## Task requirements
Retype all of the listing exactly, passing over any picture you find.
--
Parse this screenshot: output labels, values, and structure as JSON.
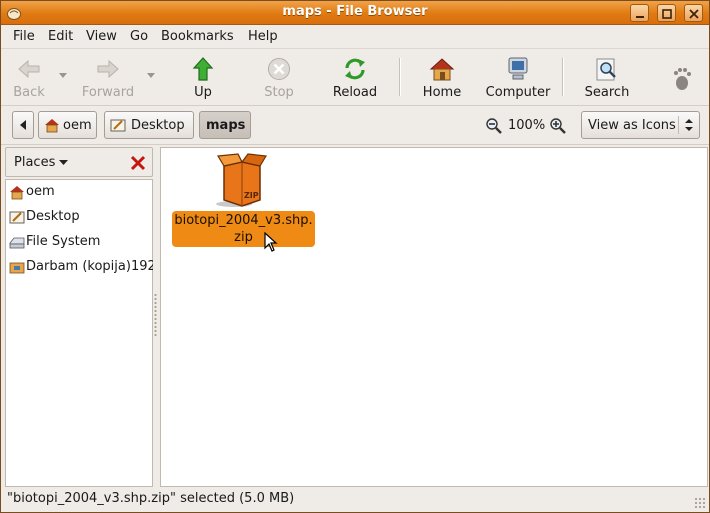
{
  "window": {
    "title": "maps - File Browser"
  },
  "menubar": {
    "items": [
      "File",
      "Edit",
      "View",
      "Go",
      "Bookmarks",
      "Help"
    ]
  },
  "toolbar": {
    "back": "Back",
    "forward": "Forward",
    "up": "Up",
    "stop": "Stop",
    "reload": "Reload",
    "home": "Home",
    "computer": "Computer",
    "search": "Search"
  },
  "location": {
    "path": [
      "oem",
      "Desktop",
      "maps"
    ],
    "zoom": "100%",
    "view_mode": "View as Icons"
  },
  "sidebar": {
    "header": "Places",
    "items": [
      {
        "label": "oem",
        "icon": "home-folder-icon"
      },
      {
        "label": "Desktop",
        "icon": "desktop-icon"
      },
      {
        "label": "File System",
        "icon": "drive-icon"
      },
      {
        "label": "Darbam (kopija)192",
        "icon": "network-folder-icon"
      }
    ]
  },
  "files": [
    {
      "name_line1": "biotopi_2004_v3.shp.",
      "name_line2": "zip",
      "icon": "zip-archive-icon",
      "selected": true
    }
  ],
  "status": {
    "text": "\"biotopi_2004_v3.shp.zip\" selected (5.0 MB)"
  },
  "colors": {
    "titlebar": "#e07a12",
    "selection": "#ef8a14",
    "up_arrow": "#2f9a2a"
  }
}
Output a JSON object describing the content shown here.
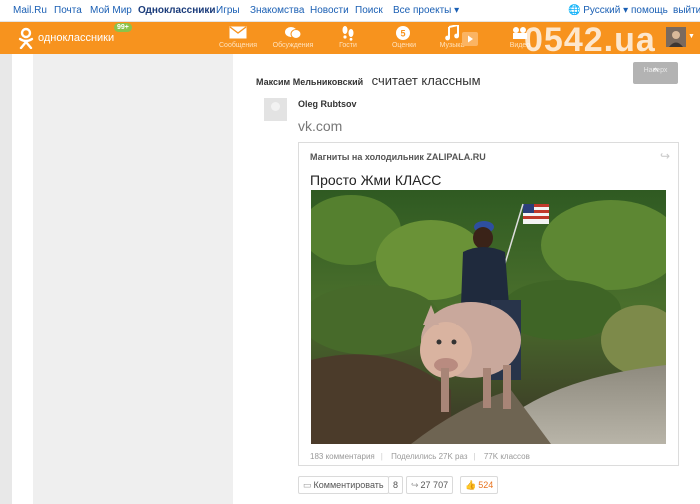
{
  "mail_bar": {
    "links": [
      {
        "label": "Mail.Ru",
        "active": false
      },
      {
        "label": "Почта",
        "active": false
      },
      {
        "label": "Мой Мир",
        "active": false
      },
      {
        "label": "Одноклассники",
        "active": true
      },
      {
        "label": "Игры",
        "active": false
      },
      {
        "label": "Знакомства",
        "active": false
      },
      {
        "label": "Новости",
        "active": false
      },
      {
        "label": "Поиск",
        "active": false
      },
      {
        "label": "Все проекты",
        "active": false
      }
    ],
    "language": "Русский",
    "help": "помощь",
    "logout": "выйти"
  },
  "ok_bar": {
    "logo_text": "одноклассники",
    "badge": "99+",
    "nav": [
      {
        "label": "Сообщения",
        "icon": "envelope-icon"
      },
      {
        "label": "Обсуждения",
        "icon": "discussions-icon"
      },
      {
        "label": "Гости",
        "icon": "footprints-icon"
      },
      {
        "label": "Оценки",
        "icon": "ratings-icon"
      },
      {
        "label": "Музыка",
        "icon": "music-icon"
      },
      {
        "label": "Видео",
        "icon": "video-icon"
      }
    ],
    "accent_color": "#f7931e"
  },
  "watermark": "0542.ua",
  "scroll_up": {
    "tooltip": "Наверх"
  },
  "feed_post": {
    "author": "Максим Мельниковский",
    "action": "считает классным",
    "sub_author": "Oleg Rubtsov",
    "domain": "vk.com",
    "card": {
      "source": "Магниты на холодильник ZALIPALA.RU",
      "title": "Просто Жми КЛАСС",
      "stats": [
        "183 комментария",
        "Поделились 27K раз",
        "77K классов"
      ]
    },
    "actions": {
      "comment_label": "Комментировать",
      "comment_count": "8",
      "share_count": "27 707",
      "like_count": "524"
    }
  }
}
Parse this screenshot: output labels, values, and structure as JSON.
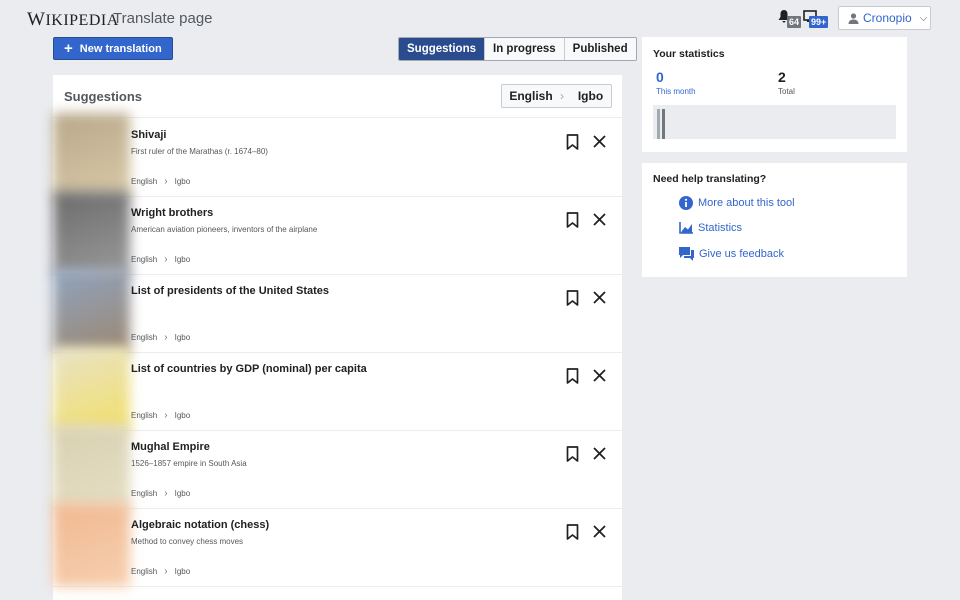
--
## Answer to the problem
Parse this screenshot: output labels, values, and structure as JSON.
{
  "window": {
    "title": "maps - File Browser"
  },
  "menubar": {
    "items": [
      "File",
      "Edit",
      "View",
      "Go",
      "Bookmarks",
      "Help"
    ]
  },
  "toolbar": {
    "back": "Back",
    "forward": "Forward",
    "up": "Up",
    "stop": "Stop",
    "reload": "Reload",
    "home": "Home",
    "computer": "Computer",
    "search": "Search"
  },
  "location": {
    "path": [
      "oem",
      "Desktop",
      "maps"
    ],
    "zoom": "100%",
    "view_mode": "View as Icons"
  },
  "sidebar": {
    "header": "Places",
    "items": [
      {
        "label": "oem",
        "icon": "home-folder-icon"
      },
      {
        "label": "Desktop",
        "icon": "desktop-icon"
      },
      {
        "label": "File System",
        "icon": "drive-icon"
      },
      {
        "label": "Darbam (kopija)192",
        "icon": "network-folder-icon"
      }
    ]
  },
  "files": [
    {
      "name_line1": "biotopi_2004_v3.shp.",
      "name_line2": "zip",
      "icon": "zip-archive-icon",
      "selected": true
    }
  ],
  "status": {
    "text": "\"biotopi_2004_v3.shp.zip\" selected (5.0 MB)"
  },
  "colors": {
    "titlebar": "#e07a12",
    "selection": "#ef8a14",
    "up_arrow": "#2f9a2a"
  }
}
Output a JSON object describing the content shown here.
{
  "mail_bar": {
    "links": [
      {
        "label": "Mail.Ru",
        "active": false
      },
      {
        "label": "Почта",
        "active": false
      },
      {
        "label": "Мой Мир",
        "active": false
      },
      {
        "label": "Одноклассники",
        "active": true
      },
      {
        "label": "Игры",
        "active": false
      },
      {
        "label": "Знакомства",
        "active": false
      },
      {
        "label": "Новости",
        "active": false
      },
      {
        "label": "Поиск",
        "active": false
      },
      {
        "label": "Все проекты",
        "active": false
      }
    ],
    "language": "Русский",
    "help": "помощь",
    "logout": "выйти"
  },
  "ok_bar": {
    "logo_text": "одноклассники",
    "badge": "99+",
    "nav": [
      {
        "label": "Сообщения",
        "icon": "envelope-icon"
      },
      {
        "label": "Обсуждения",
        "icon": "discussions-icon"
      },
      {
        "label": "Гости",
        "icon": "footprints-icon"
      },
      {
        "label": "Оценки",
        "icon": "ratings-icon"
      },
      {
        "label": "Музыка",
        "icon": "music-icon"
      },
      {
        "label": "Видео",
        "icon": "video-icon"
      }
    ],
    "accent_color": "#f7931e"
  },
  "watermark": "0542.ua",
  "scroll_up": {
    "tooltip": "Наверх"
  },
  "feed_post": {
    "author": "Максим Мельниковский",
    "action": "считает классным",
    "sub_author": "Oleg Rubtsov",
    "domain": "vk.com",
    "card": {
      "source": "Магниты на холодильник ZALIPALA.RU",
      "title": "Просто Жми КЛАСС",
      "stats": [
        "183 комментария",
        "Поделились 27K раз",
        "77K классов"
      ]
    },
    "actions": {
      "comment_label": "Комментировать",
      "comment_count": "8",
      "share_count": "27 707",
      "like_count": "524"
    }
  }
}
Parse this screenshot: output labels, values, and structure as JSON.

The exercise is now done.